- _Task brief_: Extract every line from the records below that contains the word "subgroup".

#### Data records

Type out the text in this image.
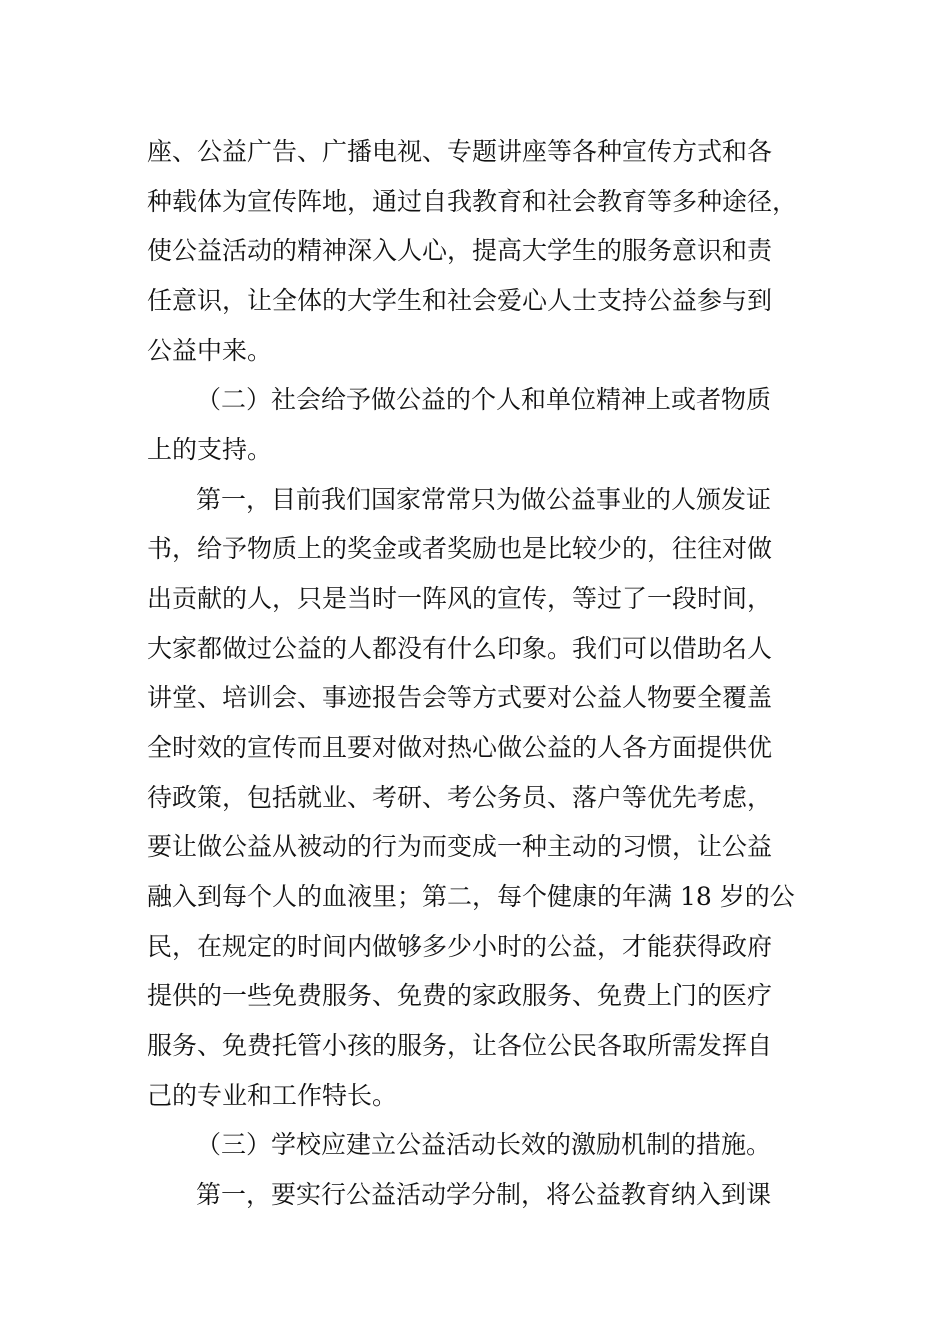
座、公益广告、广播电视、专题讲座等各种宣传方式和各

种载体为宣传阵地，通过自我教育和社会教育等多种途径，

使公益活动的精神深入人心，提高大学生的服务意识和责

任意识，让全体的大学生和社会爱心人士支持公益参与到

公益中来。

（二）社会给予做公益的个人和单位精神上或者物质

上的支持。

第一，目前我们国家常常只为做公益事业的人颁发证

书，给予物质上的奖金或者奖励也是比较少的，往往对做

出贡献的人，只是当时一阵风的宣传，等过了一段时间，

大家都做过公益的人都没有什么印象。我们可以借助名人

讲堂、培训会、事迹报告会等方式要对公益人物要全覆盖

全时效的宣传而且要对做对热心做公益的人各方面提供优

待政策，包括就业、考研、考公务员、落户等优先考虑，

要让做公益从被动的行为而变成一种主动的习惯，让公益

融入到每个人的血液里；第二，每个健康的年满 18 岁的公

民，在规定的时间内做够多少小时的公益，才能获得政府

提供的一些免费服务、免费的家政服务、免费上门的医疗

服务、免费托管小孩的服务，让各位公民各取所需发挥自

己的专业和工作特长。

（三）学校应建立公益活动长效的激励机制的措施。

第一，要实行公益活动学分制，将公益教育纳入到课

########
#### Data records

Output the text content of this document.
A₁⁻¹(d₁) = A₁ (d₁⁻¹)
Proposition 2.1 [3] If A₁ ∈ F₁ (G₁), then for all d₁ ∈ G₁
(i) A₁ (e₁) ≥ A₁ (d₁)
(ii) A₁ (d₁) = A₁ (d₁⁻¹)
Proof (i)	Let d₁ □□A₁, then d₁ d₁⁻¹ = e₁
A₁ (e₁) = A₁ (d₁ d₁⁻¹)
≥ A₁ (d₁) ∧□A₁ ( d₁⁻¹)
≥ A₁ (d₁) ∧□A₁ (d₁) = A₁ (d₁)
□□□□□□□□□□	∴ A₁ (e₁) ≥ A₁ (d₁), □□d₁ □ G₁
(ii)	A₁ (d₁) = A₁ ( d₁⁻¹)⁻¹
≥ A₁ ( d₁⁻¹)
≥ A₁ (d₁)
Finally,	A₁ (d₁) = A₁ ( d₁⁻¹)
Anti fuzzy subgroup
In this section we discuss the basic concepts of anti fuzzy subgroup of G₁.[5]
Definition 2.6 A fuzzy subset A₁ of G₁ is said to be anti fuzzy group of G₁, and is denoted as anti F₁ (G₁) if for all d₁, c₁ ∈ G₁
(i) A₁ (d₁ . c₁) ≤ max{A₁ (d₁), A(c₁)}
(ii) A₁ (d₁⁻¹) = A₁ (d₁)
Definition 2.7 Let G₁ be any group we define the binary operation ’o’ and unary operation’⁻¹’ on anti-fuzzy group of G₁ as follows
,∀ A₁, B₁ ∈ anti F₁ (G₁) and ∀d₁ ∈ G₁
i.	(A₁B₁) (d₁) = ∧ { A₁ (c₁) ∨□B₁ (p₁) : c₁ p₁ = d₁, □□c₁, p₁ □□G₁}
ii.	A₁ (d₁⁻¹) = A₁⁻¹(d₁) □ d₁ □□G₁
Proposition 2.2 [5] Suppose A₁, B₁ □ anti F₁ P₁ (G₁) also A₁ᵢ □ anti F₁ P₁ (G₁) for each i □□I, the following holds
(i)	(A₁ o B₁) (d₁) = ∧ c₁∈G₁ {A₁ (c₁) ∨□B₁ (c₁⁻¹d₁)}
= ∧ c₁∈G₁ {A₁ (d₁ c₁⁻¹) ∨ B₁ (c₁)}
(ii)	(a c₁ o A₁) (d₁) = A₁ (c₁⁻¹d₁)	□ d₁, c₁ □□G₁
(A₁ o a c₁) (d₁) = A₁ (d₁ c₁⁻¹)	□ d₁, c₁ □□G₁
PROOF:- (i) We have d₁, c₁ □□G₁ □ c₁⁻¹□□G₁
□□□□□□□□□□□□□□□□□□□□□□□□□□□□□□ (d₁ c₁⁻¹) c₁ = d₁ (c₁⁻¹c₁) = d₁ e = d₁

########

- _Answer in full_:
Anti fuzzy subgroup
In this section we discuss the basic concepts of anti fuzzy subgroup of G₁.[5]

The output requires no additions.